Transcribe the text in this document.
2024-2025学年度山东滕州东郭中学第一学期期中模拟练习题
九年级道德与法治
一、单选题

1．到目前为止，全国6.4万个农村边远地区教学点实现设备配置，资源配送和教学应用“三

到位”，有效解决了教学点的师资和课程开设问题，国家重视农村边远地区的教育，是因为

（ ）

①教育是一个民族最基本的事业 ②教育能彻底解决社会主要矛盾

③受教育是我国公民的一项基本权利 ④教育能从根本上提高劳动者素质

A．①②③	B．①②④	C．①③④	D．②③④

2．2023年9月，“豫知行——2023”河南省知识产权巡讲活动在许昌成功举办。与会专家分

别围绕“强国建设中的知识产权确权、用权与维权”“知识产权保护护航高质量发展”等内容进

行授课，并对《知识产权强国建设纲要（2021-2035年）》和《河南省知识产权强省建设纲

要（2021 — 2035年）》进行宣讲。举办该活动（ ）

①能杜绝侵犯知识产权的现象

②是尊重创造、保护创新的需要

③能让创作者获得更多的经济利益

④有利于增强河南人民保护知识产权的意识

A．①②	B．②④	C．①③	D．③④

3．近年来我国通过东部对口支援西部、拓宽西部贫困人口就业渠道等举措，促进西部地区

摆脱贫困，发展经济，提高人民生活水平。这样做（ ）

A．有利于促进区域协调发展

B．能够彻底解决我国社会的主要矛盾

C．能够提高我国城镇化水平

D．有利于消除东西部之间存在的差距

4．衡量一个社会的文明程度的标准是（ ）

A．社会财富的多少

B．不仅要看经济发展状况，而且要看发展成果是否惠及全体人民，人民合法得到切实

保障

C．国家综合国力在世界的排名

Work to be completed: Every entry should be printed again exactly as it stands.

Complete answer:
Transcribe the text in this document.
2024-2025学年度山东滕州东郭中学第一学期期中模拟练习题
九年级道德与法治
一、单选题

1．到目前为止，全国6.4万个农村边远地区教学点实现设备配置，资源配送和教学应用“三

到位”，有效解决了教学点的师资和课程开设问题，国家重视农村边远地区的教育，是因为

（ ）

①教育是一个民族最基本的事业 ②教育能彻底解决社会主要矛盾

③受教育是我国公民的一项基本权利 ④教育能从根本上提高劳动者素质

A．①②③	B．①②④	C．①③④	D．②③④

2．2023年9月，“豫知行——2023”河南省知识产权巡讲活动在许昌成功举办。与会专家分

别围绕“强国建设中的知识产权确权、用权与维权”“知识产权保护护航高质量发展”等内容进

行授课，并对《知识产权强国建设纲要（2021-2035年）》和《河南省知识产权强省建设纲

要（2021 — 2035年）》进行宣讲。举办该活动（ ）

①能杜绝侵犯知识产权的现象

②是尊重创造、保护创新的需要

③能让创作者获得更多的经济利益

④有利于增强河南人民保护知识产权的意识

A．①②	B．②④	C．①③	D．③④

3．近年来我国通过东部对口支援西部、拓宽西部贫困人口就业渠道等举措，促进西部地区

摆脱贫困，发展经济，提高人民生活水平。这样做（ ）

A．有利于促进区域协调发展

B．能够彻底解决我国社会的主要矛盾

C．能够提高我国城镇化水平

D．有利于消除东西部之间存在的差距

4．衡量一个社会的文明程度的标准是（ ）

A．社会财富的多少

B．不仅要看经济发展状况，而且要看发展成果是否惠及全体人民，人民合法得到切实

保障

C．国家综合国力在世界的排名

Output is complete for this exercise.